## [The task]
Please write out the material below exactly as given.

## [Provided data]

# # # # # # #

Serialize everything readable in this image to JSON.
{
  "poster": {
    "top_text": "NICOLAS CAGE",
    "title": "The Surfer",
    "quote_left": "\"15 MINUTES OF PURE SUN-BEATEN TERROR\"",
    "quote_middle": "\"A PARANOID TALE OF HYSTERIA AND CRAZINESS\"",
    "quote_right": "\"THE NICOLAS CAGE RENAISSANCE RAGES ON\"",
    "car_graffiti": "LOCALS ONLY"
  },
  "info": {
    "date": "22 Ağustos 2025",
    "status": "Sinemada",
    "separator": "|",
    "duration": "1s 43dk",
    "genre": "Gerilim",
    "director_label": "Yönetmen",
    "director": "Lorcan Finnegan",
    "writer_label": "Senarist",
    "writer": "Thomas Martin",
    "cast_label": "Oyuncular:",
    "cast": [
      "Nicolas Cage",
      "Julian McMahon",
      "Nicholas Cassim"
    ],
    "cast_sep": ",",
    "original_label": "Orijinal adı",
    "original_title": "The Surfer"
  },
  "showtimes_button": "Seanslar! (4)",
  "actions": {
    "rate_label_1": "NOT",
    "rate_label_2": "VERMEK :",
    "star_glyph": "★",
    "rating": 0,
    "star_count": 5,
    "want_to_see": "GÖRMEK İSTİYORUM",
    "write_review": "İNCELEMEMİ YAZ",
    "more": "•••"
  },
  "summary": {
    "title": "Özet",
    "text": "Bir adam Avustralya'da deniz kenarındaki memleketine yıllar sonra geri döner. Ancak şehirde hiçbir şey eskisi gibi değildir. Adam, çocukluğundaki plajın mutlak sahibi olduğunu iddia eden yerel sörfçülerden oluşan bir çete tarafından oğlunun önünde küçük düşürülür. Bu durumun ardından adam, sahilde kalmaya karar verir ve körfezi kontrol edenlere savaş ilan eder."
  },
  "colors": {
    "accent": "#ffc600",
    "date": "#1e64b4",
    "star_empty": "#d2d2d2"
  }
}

# # # # # # #

## [Task answer]
Serialize everything readable in this image to JSON.
{
  "poster": {
    "top_text": "NICOLAS CAGE",
    "title": "The Surfer",
    "quote_left": "\"15 MINUTES OF PURE SUN-BEATEN TERROR\"",
    "quote_middle": "\"A PARANOID TALE OF HYSTERIA AND CRAZINESS\"",
    "quote_right": "\"THE NICOLAS CAGE RENAISSANCE RAGES ON\"",
    "car_graffiti": "LOCALS ONLY"
  },
  "info": {
    "date": "22 Ağustos 2025",
    "status": "Sinemada",
    "separator": "|",
    "duration": "1s 43dk",
    "genre": "Gerilim",
    "director_label": "Yönetmen",
    "director": "Lorcan Finnegan",
    "writer_label": "Senarist",
    "writer": "Thomas Martin",
    "cast_label": "Oyuncular:",
    "cast": [
      "Nicolas Cage",
      "Julian McMahon",
      "Nicholas Cassim"
    ],
    "cast_sep": ",",
    "original_label": "Orijinal adı",
    "original_title": "The Surfer"
  },
  "showtimes_button": "Seanslar! (4)",
  "actions": {
    "rate_label_1": "NOT",
    "rate_label_2": "VERMEK :",
    "star_glyph": "★",
    "rating": 0,
    "star_count": 5,
    "want_to_see": "GÖRMEK İSTİYORUM",
    "write_review": "İNCELEMEMİ YAZ",
    "more": "•••"
  },
  "summary": {
    "title": "Özet",
    "text": "Bir adam Avustralya'da deniz kenarındaki memleketine yıllar sonra geri döner. Ancak şehirde hiçbir şey eskisi gibi değildir. Adam, çocukluğundaki plajın mutlak sahibi olduğunu iddia eden yerel sörfçülerden oluşan bir çete tarafından oğlunun önünde küçük düşürülür. Bu durumun ardından adam, sahilde kalmaya karar verir ve körfezi kontrol edenlere savaş ilan eder."
  },
  "colors": {
    "accent": "#ffc600",
    "date": "#1e64b4",
    "star_empty": "#d2d2d2"
  }
}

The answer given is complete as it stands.